_Set problem_. Repeat each entry as written, dropping any picture you find.

_Collected data entries_.

=-=-=-=-=

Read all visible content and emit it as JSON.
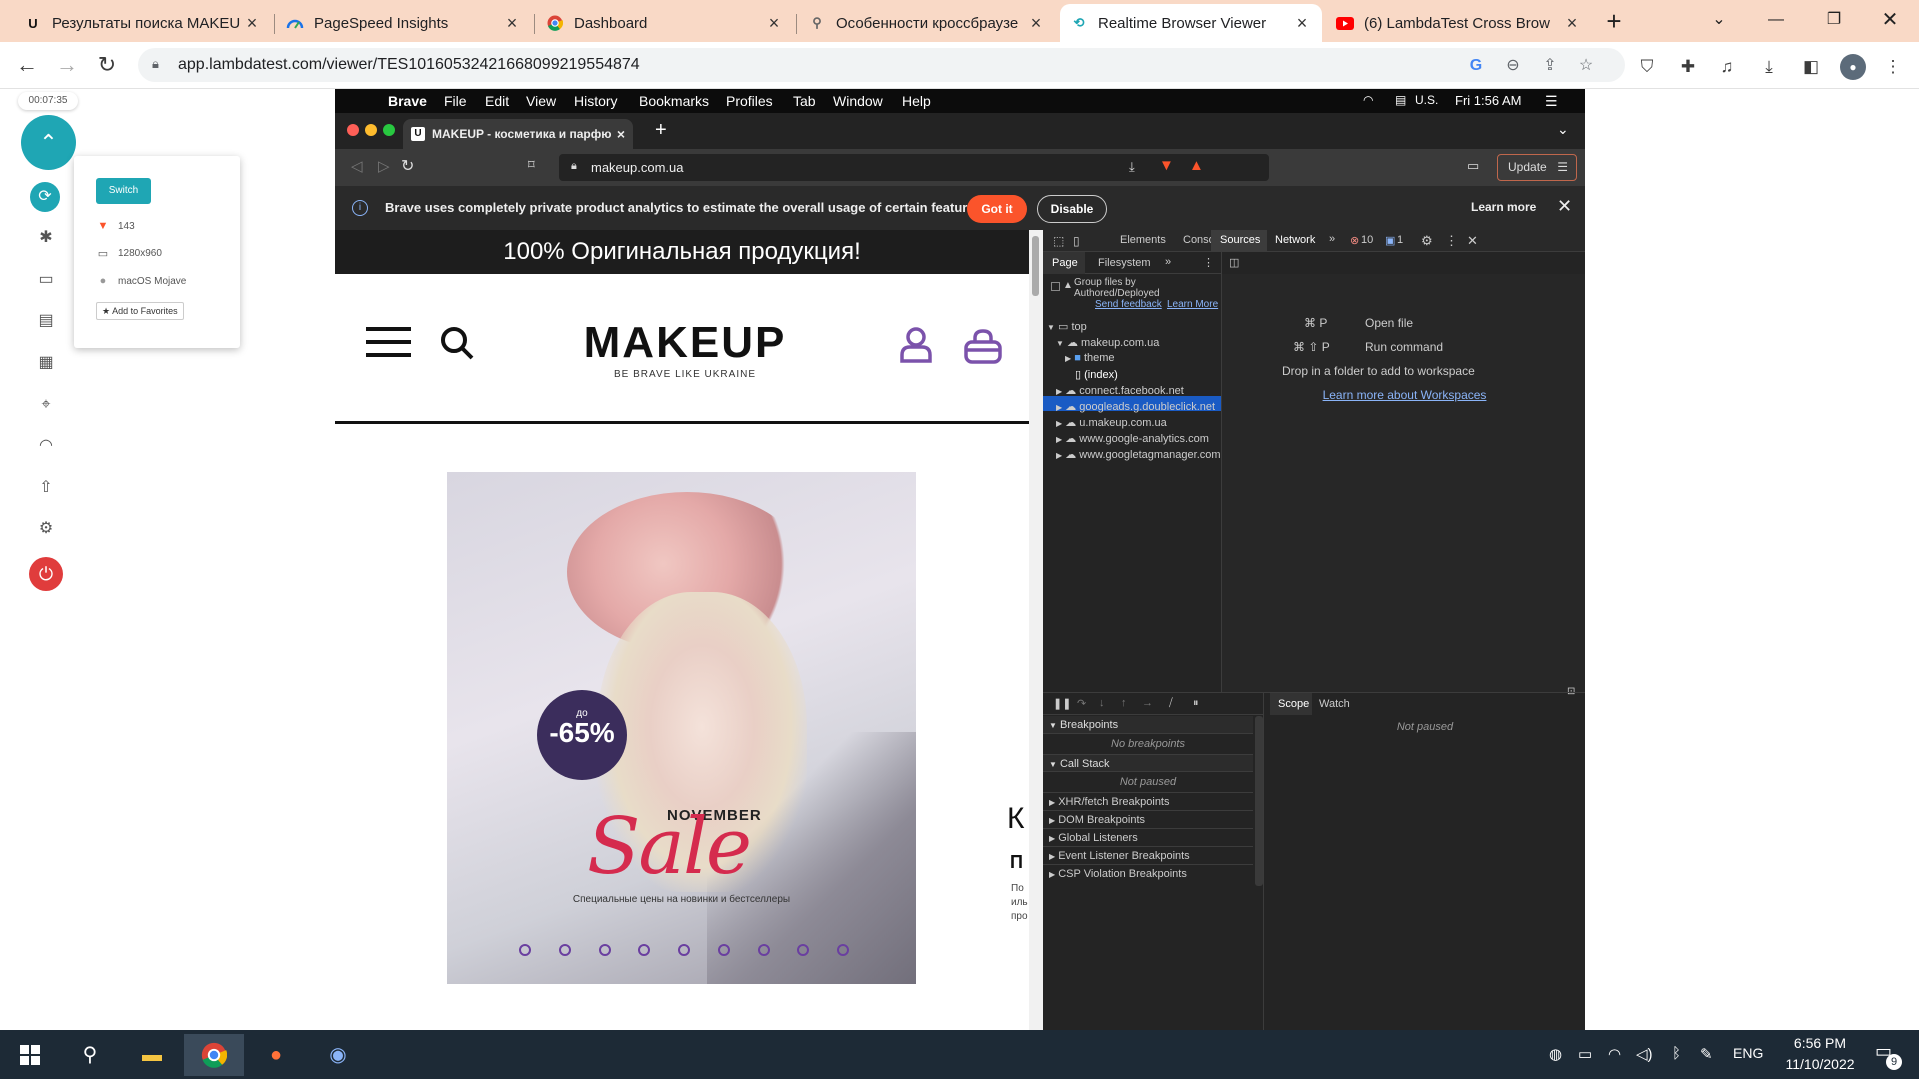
{
  "browser": {
    "tabs": [
      {
        "title": "Результаты поиска MAKEU",
        "icon": "makeup-favicon",
        "active": false
      },
      {
        "title": "PageSpeed Insights",
        "icon": "pagespeed-favicon",
        "active": false
      },
      {
        "title": "Dashboard",
        "icon": "chrome-favicon",
        "active": false
      },
      {
        "title": "Особенности кроссбраузе",
        "icon": "pin-favicon",
        "active": false
      },
      {
        "title": "Realtime Browser Viewer",
        "icon": "lambdatest-favicon",
        "active": true
      },
      {
        "title": "(6) LambdaTest Cross Brow",
        "icon": "youtube-favicon",
        "active": false
      }
    ],
    "url": "app.lambdatest.com/viewer/TES10160532421668099219554874"
  },
  "lambdatest": {
    "timer": "00:07:35",
    "switch_label": "Switch",
    "popup": {
      "browser_version": "143",
      "resolution": "1280x960",
      "os": "macOS Mojave",
      "favorites_label": "★ Add to Favorites"
    }
  },
  "mac": {
    "menu": [
      "Brave",
      "File",
      "Edit",
      "View",
      "History",
      "Bookmarks",
      "Profiles",
      "Tab",
      "Window",
      "Help"
    ],
    "locale": "U.S.",
    "clock": "Fri 1:56 AM"
  },
  "brave": {
    "tab_title": "MAKEUP - косметика и парфю",
    "url": "makeup.com.ua",
    "update_label": "Update",
    "info_text": "Brave uses completely private product analytics to estimate the overall usage of certain features",
    "got_it": "Got it",
    "disable": "Disable",
    "learn_more": "Learn more"
  },
  "webpage": {
    "promo": "100% Оригинальная продукция!",
    "logo": "MAKEUP",
    "tagline": "BE BRAVE LIKE UKRAINE",
    "banner": {
      "badge_small": "до",
      "badge_value": "-65%",
      "month": "NOVEMBER",
      "sale": "Sale",
      "subtitle": "Специальные цены на новинки и бестселлеры",
      "dots": 9
    },
    "right_clip": {
      "k": "К",
      "p": "П",
      "lines": [
        "По",
        "иль",
        "про"
      ]
    }
  },
  "devtools": {
    "tabs": [
      "Elements",
      "Console",
      "Sources",
      "Network"
    ],
    "errors": "10",
    "messages": "1",
    "nav_tabs": [
      "Page",
      "Filesystem"
    ],
    "group_label_1": "Group files by",
    "group_label_2": "Authored/Deployed",
    "send_feedback": "Send feedback",
    "learn_more": "Learn More",
    "tree": [
      {
        "label": "top",
        "depth": 0,
        "kind": "frame"
      },
      {
        "label": "makeup.com.ua",
        "depth": 1,
        "kind": "cloud"
      },
      {
        "label": "theme",
        "depth": 2,
        "kind": "folder"
      },
      {
        "label": "(index)",
        "depth": 2,
        "kind": "file",
        "selected": true
      },
      {
        "label": "connect.facebook.net",
        "depth": 1,
        "kind": "cloud"
      },
      {
        "label": "googleads.g.doubleclick.net",
        "depth": 1,
        "kind": "cloud"
      },
      {
        "label": "u.makeup.com.ua",
        "depth": 1,
        "kind": "cloud"
      },
      {
        "label": "www.google-analytics.com",
        "depth": 1,
        "kind": "cloud"
      },
      {
        "label": "www.googletagmanager.com",
        "depth": 1,
        "kind": "cloud"
      }
    ],
    "shortcuts": [
      {
        "keys": "⌘ P",
        "label": "Open file"
      },
      {
        "keys": "⌘ ⇧ P",
        "label": "Run command"
      }
    ],
    "drop_text": "Drop in a folder to add to workspace",
    "workspaces_link": "Learn more about Workspaces",
    "debugger": {
      "breakpoints": "Breakpoints",
      "no_breakpoints": "No breakpoints",
      "call_stack": "Call Stack",
      "not_paused": "Not paused",
      "sections": [
        "XHR/fetch Breakpoints",
        "DOM Breakpoints",
        "Global Listeners",
        "Event Listener Breakpoints",
        "CSP Violation Breakpoints"
      ],
      "scope": "Scope",
      "watch": "Watch",
      "scope_status": "Not paused"
    }
  },
  "taskbar": {
    "language": "ENG",
    "time": "6:56 PM",
    "date": "11/10/2022",
    "notifications": "9"
  }
}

=-=-=-=-=

_Complete response_.
Read all visible content and emit it as JSON.
{
  "browser": {
    "tabs": [
      {
        "title": "Результаты поиска MAKEU",
        "icon": "makeup-favicon",
        "active": false
      },
      {
        "title": "PageSpeed Insights",
        "icon": "pagespeed-favicon",
        "active": false
      },
      {
        "title": "Dashboard",
        "icon": "chrome-favicon",
        "active": false
      },
      {
        "title": "Особенности кроссбраузе",
        "icon": "pin-favicon",
        "active": false
      },
      {
        "title": "Realtime Browser Viewer",
        "icon": "lambdatest-favicon",
        "active": true
      },
      {
        "title": "(6) LambdaTest Cross Brow",
        "icon": "youtube-favicon",
        "active": false
      }
    ],
    "url": "app.lambdatest.com/viewer/TES10160532421668099219554874"
  },
  "lambdatest": {
    "timer": "00:07:35",
    "switch_label": "Switch",
    "popup": {
      "browser_version": "143",
      "resolution": "1280x960",
      "os": "macOS Mojave",
      "favorites_label": "★ Add to Favorites"
    }
  },
  "mac": {
    "menu": [
      "Brave",
      "File",
      "Edit",
      "View",
      "History",
      "Bookmarks",
      "Profiles",
      "Tab",
      "Window",
      "Help"
    ],
    "locale": "U.S.",
    "clock": "Fri 1:56 AM"
  },
  "brave": {
    "tab_title": "MAKEUP - косметика и парфю",
    "url": "makeup.com.ua",
    "update_label": "Update",
    "info_text": "Brave uses completely private product analytics to estimate the overall usage of certain features",
    "got_it": "Got it",
    "disable": "Disable",
    "learn_more": "Learn more"
  },
  "webpage": {
    "promo": "100% Оригинальная продукция!",
    "logo": "MAKEUP",
    "tagline": "BE BRAVE LIKE UKRAINE",
    "banner": {
      "badge_small": "до",
      "badge_value": "-65%",
      "month": "NOVEMBER",
      "sale": "Sale",
      "subtitle": "Специальные цены на новинки и бестселлеры",
      "dots": 9
    },
    "right_clip": {
      "k": "К",
      "p": "П",
      "lines": [
        "По",
        "иль",
        "про"
      ]
    }
  },
  "devtools": {
    "tabs": [
      "Elements",
      "Console",
      "Sources",
      "Network"
    ],
    "errors": "10",
    "messages": "1",
    "nav_tabs": [
      "Page",
      "Filesystem"
    ],
    "group_label_1": "Group files by",
    "group_label_2": "Authored/Deployed",
    "send_feedback": "Send feedback",
    "learn_more": "Learn More",
    "tree": [
      {
        "label": "top",
        "depth": 0,
        "kind": "frame"
      },
      {
        "label": "makeup.com.ua",
        "depth": 1,
        "kind": "cloud"
      },
      {
        "label": "theme",
        "depth": 2,
        "kind": "folder"
      },
      {
        "label": "(index)",
        "depth": 2,
        "kind": "file",
        "selected": true
      },
      {
        "label": "connect.facebook.net",
        "depth": 1,
        "kind": "cloud"
      },
      {
        "label": "googleads.g.doubleclick.net",
        "depth": 1,
        "kind": "cloud"
      },
      {
        "label": "u.makeup.com.ua",
        "depth": 1,
        "kind": "cloud"
      },
      {
        "label": "www.google-analytics.com",
        "depth": 1,
        "kind": "cloud"
      },
      {
        "label": "www.googletagmanager.com",
        "depth": 1,
        "kind": "cloud"
      }
    ],
    "shortcuts": [
      {
        "keys": "⌘ P",
        "label": "Open file"
      },
      {
        "keys": "⌘ ⇧ P",
        "label": "Run command"
      }
    ],
    "drop_text": "Drop in a folder to add to workspace",
    "workspaces_link": "Learn more about Workspaces",
    "debugger": {
      "breakpoints": "Breakpoints",
      "no_breakpoints": "No breakpoints",
      "call_stack": "Call Stack",
      "not_paused": "Not paused",
      "sections": [
        "XHR/fetch Breakpoints",
        "DOM Breakpoints",
        "Global Listeners",
        "Event Listener Breakpoints",
        "CSP Violation Breakpoints"
      ],
      "scope": "Scope",
      "watch": "Watch",
      "scope_status": "Not paused"
    }
  },
  "taskbar": {
    "language": "ENG",
    "time": "6:56 PM",
    "date": "11/10/2022",
    "notifications": "9"
  }
}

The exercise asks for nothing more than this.